start Dataset records

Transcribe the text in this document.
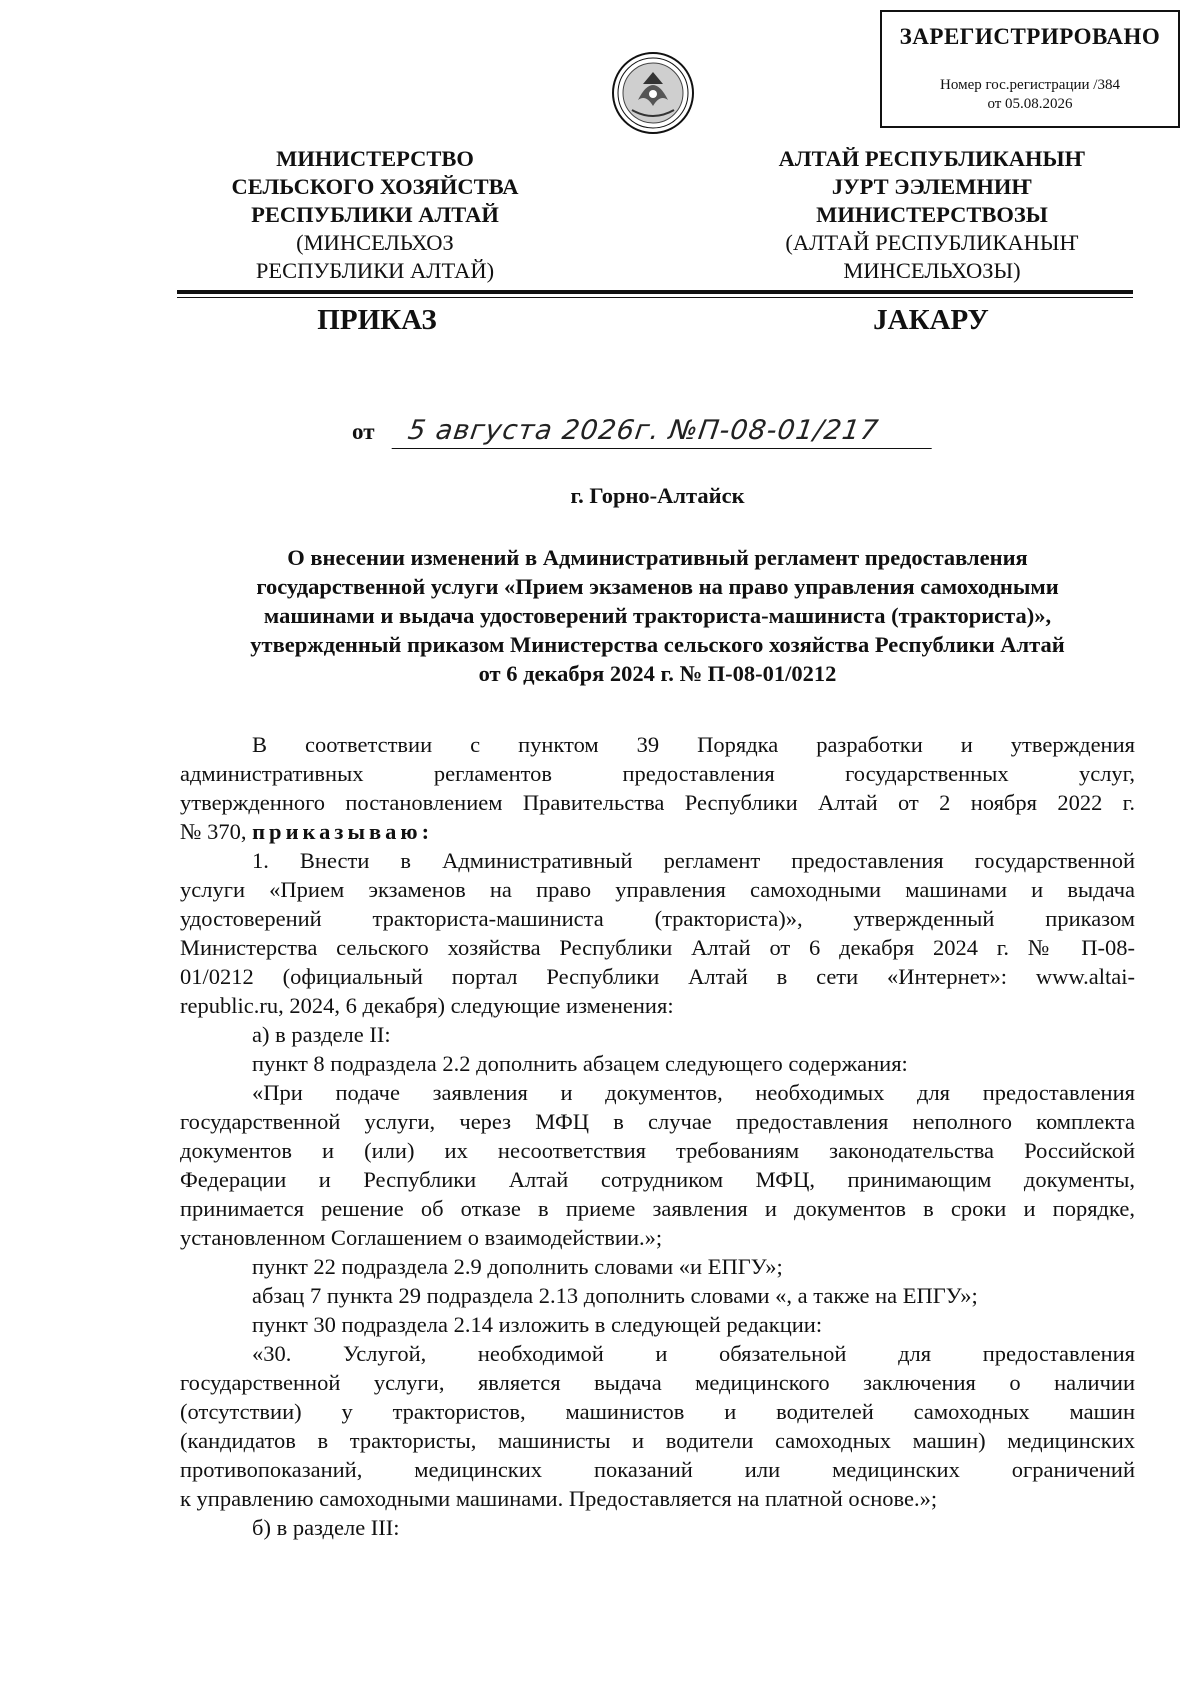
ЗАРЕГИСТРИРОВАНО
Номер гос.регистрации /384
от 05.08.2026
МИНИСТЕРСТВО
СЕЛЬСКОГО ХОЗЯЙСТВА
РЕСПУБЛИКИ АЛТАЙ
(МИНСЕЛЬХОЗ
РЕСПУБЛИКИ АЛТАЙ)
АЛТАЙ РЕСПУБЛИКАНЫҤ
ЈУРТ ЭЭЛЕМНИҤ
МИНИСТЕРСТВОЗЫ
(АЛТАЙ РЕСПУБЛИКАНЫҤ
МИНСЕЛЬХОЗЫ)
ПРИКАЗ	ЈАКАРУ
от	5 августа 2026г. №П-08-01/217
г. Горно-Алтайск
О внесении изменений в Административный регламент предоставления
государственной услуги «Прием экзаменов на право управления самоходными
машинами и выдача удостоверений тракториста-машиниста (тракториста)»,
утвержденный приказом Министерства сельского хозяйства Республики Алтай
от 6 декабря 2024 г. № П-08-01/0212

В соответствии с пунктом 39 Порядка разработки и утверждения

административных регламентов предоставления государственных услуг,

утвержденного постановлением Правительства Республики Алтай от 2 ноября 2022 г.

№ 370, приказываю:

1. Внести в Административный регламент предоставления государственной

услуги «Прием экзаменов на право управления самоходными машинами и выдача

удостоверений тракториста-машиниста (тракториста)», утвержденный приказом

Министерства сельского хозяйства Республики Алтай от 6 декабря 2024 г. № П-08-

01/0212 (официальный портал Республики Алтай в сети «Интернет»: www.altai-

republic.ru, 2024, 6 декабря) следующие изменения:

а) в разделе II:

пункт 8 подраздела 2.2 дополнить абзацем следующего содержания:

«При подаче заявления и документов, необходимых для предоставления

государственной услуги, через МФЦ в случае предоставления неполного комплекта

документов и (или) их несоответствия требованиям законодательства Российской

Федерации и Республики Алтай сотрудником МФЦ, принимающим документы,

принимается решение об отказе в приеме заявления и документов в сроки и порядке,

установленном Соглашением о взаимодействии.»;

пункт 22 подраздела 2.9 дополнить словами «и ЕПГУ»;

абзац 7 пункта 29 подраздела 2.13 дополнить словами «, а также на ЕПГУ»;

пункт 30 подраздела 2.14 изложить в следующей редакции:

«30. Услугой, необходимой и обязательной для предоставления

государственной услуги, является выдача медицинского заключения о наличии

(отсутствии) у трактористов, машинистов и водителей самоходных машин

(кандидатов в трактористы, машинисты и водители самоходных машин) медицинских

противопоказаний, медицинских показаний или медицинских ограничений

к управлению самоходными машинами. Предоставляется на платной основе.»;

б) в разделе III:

end Dataset records

> _Short problem_: Return to the listing above and set it down exactly, leaving out its pictures.

> _Response to this task_:
Transcribe the text in this document.
ЗАРЕГИСТРИРОВАНО
Номер гос.регистрации /384
от 05.08.2026
МИНИСТЕРСТВО
СЕЛЬСКОГО ХОЗЯЙСТВА
РЕСПУБЛИКИ АЛТАЙ
(МИНСЕЛЬХОЗ
РЕСПУБЛИКИ АЛТАЙ)
АЛТАЙ РЕСПУБЛИКАНЫҤ
ЈУРТ ЭЭЛЕМНИҤ
МИНИСТЕРСТВОЗЫ
(АЛТАЙ РЕСПУБЛИКАНЫҤ
МИНСЕЛЬХОЗЫ)
ПРИКАЗ	ЈАКАРУ
от	5 августа 2026г. №П-08-01/217
г. Горно-Алтайск
О внесении изменений в Административный регламент предоставления
государственной услуги «Прием экзаменов на право управления самоходными
машинами и выдача удостоверений тракториста-машиниста (тракториста)»,
утвержденный приказом Министерства сельского хозяйства Республики Алтай
от 6 декабря 2024 г. № П-08-01/0212

В соответствии с пунктом 39 Порядка разработки и утверждения

административных регламентов предоставления государственных услуг,

утвержденного постановлением Правительства Республики Алтай от 2 ноября 2022 г.

№ 370, приказываю:

1. Внести в Административный регламент предоставления государственной

услуги «Прием экзаменов на право управления самоходными машинами и выдача

удостоверений тракториста-машиниста (тракториста)», утвержденный приказом

Министерства сельского хозяйства Республики Алтай от 6 декабря 2024 г. № П-08-

01/0212 (официальный портал Республики Алтай в сети «Интернет»: www.altai-

republic.ru, 2024, 6 декабря) следующие изменения:

а) в разделе II:

пункт 8 подраздела 2.2 дополнить абзацем следующего содержания:

«При подаче заявления и документов, необходимых для предоставления

государственной услуги, через МФЦ в случае предоставления неполного комплекта

документов и (или) их несоответствия требованиям законодательства Российской

Федерации и Республики Алтай сотрудником МФЦ, принимающим документы,

принимается решение об отказе в приеме заявления и документов в сроки и порядке,

установленном Соглашением о взаимодействии.»;

пункт 22 подраздела 2.9 дополнить словами «и ЕПГУ»;

абзац 7 пункта 29 подраздела 2.13 дополнить словами «, а также на ЕПГУ»;

пункт 30 подраздела 2.14 изложить в следующей редакции:

«30. Услугой, необходимой и обязательной для предоставления

государственной услуги, является выдача медицинского заключения о наличии

(отсутствии) у трактористов, машинистов и водителей самоходных машин

(кандидатов в трактористы, машинисты и водители самоходных машин) медицинских

противопоказаний, медицинских показаний или медицинских ограничений

к управлению самоходными машинами. Предоставляется на платной основе.»;

б) в разделе III:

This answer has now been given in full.